* Work to be completed *
Extract every record, keeping each one exactly as it is.

* Provided information *
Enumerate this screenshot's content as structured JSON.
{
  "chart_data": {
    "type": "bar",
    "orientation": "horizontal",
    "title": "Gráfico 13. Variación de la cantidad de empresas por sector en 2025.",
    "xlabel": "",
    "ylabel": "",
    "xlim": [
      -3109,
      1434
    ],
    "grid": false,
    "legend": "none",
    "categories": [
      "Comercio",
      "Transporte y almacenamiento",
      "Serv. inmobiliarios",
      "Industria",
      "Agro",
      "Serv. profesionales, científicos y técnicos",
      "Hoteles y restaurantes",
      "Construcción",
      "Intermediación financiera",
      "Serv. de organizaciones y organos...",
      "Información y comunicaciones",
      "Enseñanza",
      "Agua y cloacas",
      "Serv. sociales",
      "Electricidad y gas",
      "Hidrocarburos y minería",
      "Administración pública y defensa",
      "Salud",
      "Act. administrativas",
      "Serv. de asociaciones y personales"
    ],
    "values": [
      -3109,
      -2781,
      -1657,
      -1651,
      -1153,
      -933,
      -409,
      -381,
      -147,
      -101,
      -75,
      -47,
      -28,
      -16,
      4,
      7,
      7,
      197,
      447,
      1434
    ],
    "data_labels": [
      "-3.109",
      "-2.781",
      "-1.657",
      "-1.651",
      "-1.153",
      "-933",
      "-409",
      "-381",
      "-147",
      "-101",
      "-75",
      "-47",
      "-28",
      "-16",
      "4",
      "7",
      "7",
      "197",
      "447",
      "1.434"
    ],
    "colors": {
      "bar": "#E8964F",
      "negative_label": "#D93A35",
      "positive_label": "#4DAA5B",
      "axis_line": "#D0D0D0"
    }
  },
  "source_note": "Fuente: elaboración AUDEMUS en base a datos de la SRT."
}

* Exercise solution *
Enumerate this screenshot's content as structured JSON.
{
  "chart_data": {
    "type": "bar",
    "orientation": "horizontal",
    "title": "Gráfico 13. Variación de la cantidad de empresas por sector en 2025.",
    "xlabel": "",
    "ylabel": "",
    "xlim": [
      -3109,
      1434
    ],
    "grid": false,
    "legend": "none",
    "categories": [
      "Comercio",
      "Transporte y almacenamiento",
      "Serv. inmobiliarios",
      "Industria",
      "Agro",
      "Serv. profesionales, científicos y técnicos",
      "Hoteles y restaurantes",
      "Construcción",
      "Intermediación financiera",
      "Serv. de organizaciones y organos...",
      "Información y comunicaciones",
      "Enseñanza",
      "Agua y cloacas",
      "Serv. sociales",
      "Electricidad y gas",
      "Hidrocarburos y minería",
      "Administración pública y defensa",
      "Salud",
      "Act. administrativas",
      "Serv. de asociaciones y personales"
    ],
    "values": [
      -3109,
      -2781,
      -1657,
      -1651,
      -1153,
      -933,
      -409,
      -381,
      -147,
      -101,
      -75,
      -47,
      -28,
      -16,
      4,
      7,
      7,
      197,
      447,
      1434
    ],
    "data_labels": [
      "-3.109",
      "-2.781",
      "-1.657",
      "-1.651",
      "-1.153",
      "-933",
      "-409",
      "-381",
      "-147",
      "-101",
      "-75",
      "-47",
      "-28",
      "-16",
      "4",
      "7",
      "7",
      "197",
      "447",
      "1.434"
    ],
    "colors": {
      "bar": "#E8964F",
      "negative_label": "#D93A35",
      "positive_label": "#4DAA5B",
      "axis_line": "#D0D0D0"
    }
  },
  "source_note": "Fuente: elaboración AUDEMUS en base a datos de la SRT."
}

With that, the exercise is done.